Extract all of the entries and set them down verbatim.

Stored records
=======

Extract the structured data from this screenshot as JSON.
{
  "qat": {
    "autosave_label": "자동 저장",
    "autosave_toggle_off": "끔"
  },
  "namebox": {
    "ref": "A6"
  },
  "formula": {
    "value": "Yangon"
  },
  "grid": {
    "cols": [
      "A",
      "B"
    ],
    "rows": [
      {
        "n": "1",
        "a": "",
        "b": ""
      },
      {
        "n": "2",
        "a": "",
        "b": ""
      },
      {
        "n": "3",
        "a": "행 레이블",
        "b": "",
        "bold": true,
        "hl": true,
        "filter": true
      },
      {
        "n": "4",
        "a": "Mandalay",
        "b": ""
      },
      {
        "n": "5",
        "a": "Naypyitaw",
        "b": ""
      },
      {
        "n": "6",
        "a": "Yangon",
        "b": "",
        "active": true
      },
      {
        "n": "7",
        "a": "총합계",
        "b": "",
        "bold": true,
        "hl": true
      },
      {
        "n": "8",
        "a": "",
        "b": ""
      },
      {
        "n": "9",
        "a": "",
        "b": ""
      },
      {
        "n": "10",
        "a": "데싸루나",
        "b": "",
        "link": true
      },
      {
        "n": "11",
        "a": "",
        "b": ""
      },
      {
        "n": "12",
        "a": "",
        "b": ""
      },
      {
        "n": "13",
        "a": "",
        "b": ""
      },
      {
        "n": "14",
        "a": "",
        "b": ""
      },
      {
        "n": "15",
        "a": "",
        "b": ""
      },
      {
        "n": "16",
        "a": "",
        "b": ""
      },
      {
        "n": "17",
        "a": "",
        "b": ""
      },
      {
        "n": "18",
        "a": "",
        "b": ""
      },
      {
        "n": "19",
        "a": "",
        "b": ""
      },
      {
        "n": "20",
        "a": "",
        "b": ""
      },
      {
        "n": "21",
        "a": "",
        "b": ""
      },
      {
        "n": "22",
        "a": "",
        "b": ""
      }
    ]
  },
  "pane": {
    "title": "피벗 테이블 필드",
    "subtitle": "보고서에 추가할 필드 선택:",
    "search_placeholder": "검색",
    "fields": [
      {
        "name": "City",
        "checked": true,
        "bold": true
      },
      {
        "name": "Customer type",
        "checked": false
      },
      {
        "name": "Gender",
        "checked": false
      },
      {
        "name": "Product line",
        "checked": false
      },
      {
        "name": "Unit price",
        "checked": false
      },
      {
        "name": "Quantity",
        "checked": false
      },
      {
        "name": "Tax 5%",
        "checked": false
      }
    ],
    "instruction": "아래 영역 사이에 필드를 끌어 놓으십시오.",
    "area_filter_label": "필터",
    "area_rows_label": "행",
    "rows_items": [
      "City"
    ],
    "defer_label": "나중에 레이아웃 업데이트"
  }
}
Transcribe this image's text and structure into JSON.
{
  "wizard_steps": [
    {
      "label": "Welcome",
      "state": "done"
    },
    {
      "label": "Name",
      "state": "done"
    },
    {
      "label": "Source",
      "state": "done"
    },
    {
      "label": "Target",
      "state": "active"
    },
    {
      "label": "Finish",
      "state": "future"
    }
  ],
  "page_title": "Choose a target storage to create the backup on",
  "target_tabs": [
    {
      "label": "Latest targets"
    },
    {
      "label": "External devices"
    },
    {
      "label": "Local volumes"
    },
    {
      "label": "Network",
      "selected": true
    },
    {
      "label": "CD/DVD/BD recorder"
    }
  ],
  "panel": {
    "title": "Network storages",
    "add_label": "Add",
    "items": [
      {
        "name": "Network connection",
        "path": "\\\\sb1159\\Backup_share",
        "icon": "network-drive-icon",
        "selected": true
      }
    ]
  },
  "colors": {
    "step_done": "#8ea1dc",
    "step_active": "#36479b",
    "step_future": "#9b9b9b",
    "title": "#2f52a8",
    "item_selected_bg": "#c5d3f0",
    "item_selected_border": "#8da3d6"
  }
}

=======

Output ->
Extract the structured data from this screenshot as JSON.
{
  "qat": {
    "autosave_label": "자동 저장",
    "autosave_toggle_off": "끔"
  },
  "namebox": {
    "ref": "A6"
  },
  "formula": {
    "value": "Yangon"
  },
  "grid": {
    "cols": [
      "A",
      "B"
    ],
    "rows": [
      {
        "n": "1",
        "a": "",
        "b": ""
      },
      {
        "n": "2",
        "a": "",
        "b": ""
      },
      {
        "n": "3",
        "a": "행 레이블",
        "b": "",
        "bold": true,
        "hl": true,
        "filter": true
      },
      {
        "n": "4",
        "a": "Mandalay",
        "b": ""
      },
      {
        "n": "5",
        "a": "Naypyitaw",
        "b": ""
      },
      {
        "n": "6",
        "a": "Yangon",
        "b": "",
        "active": true
      },
      {
        "n": "7",
        "a": "총합계",
        "b": "",
        "bold": true,
        "hl": true
      },
      {
        "n": "8",
        "a": "",
        "b": ""
      },
      {
        "n": "9",
        "a": "",
        "b": ""
      },
      {
        "n": "10",
        "a": "데싸루나",
        "b": "",
        "link": true
      },
      {
        "n": "11",
        "a": "",
        "b": ""
      },
      {
        "n": "12",
        "a": "",
        "b": ""
      },
      {
        "n": "13",
        "a": "",
        "b": ""
      },
      {
        "n": "14",
        "a": "",
        "b": ""
      },
      {
        "n": "15",
        "a": "",
        "b": ""
      },
      {
        "n": "16",
        "a": "",
        "b": ""
      },
      {
        "n": "17",
        "a": "",
        "b": ""
      },
      {
        "n": "18",
        "a": "",
        "b": ""
      },
      {
        "n": "19",
        "a": "",
        "b": ""
      },
      {
        "n": "20",
        "a": "",
        "b": ""
      },
      {
        "n": "21",
        "a": "",
        "b": ""
      },
      {
        "n": "22",
        "a": "",
        "b": ""
      }
    ]
  },
  "pane": {
    "title": "피벗 테이블 필드",
    "subtitle": "보고서에 추가할 필드 선택:",
    "search_placeholder": "검색",
    "fields": [
      {
        "name": "City",
        "checked": true,
        "bold": true
      },
      {
        "name": "Customer type",
        "checked": false
      },
      {
        "name": "Gender",
        "checked": false
      },
      {
        "name": "Product line",
        "checked": false
      },
      {
        "name": "Unit price",
        "checked": false
      },
      {
        "name": "Quantity",
        "checked": false
      },
      {
        "name": "Tax 5%",
        "checked": false
      }
    ],
    "instruction": "아래 영역 사이에 필드를 끌어 놓으십시오.",
    "area_filter_label": "필터",
    "area_rows_label": "행",
    "rows_items": [
      "City"
    ],
    "defer_label": "나중에 레이아웃 업데이트"
  }
}
Transcribe this image's text and structure into JSON.
{
  "wizard_steps": [
    {
      "label": "Welcome",
      "state": "done"
    },
    {
      "label": "Name",
      "state": "done"
    },
    {
      "label": "Source",
      "state": "done"
    },
    {
      "label": "Target",
      "state": "active"
    },
    {
      "label": "Finish",
      "state": "future"
    }
  ],
  "page_title": "Choose a target storage to create the backup on",
  "target_tabs": [
    {
      "label": "Latest targets"
    },
    {
      "label": "External devices"
    },
    {
      "label": "Local volumes"
    },
    {
      "label": "Network",
      "selected": true
    },
    {
      "label": "CD/DVD/BD recorder"
    }
  ],
  "panel": {
    "title": "Network storages",
    "add_label": "Add",
    "items": [
      {
        "name": "Network connection",
        "path": "\\\\sb1159\\Backup_share",
        "icon": "network-drive-icon",
        "selected": true
      }
    ]
  },
  "colors": {
    "step_done": "#8ea1dc",
    "step_active": "#36479b",
    "step_future": "#9b9b9b",
    "title": "#2f52a8",
    "item_selected_bg": "#c5d3f0",
    "item_selected_border": "#8da3d6"
  }
}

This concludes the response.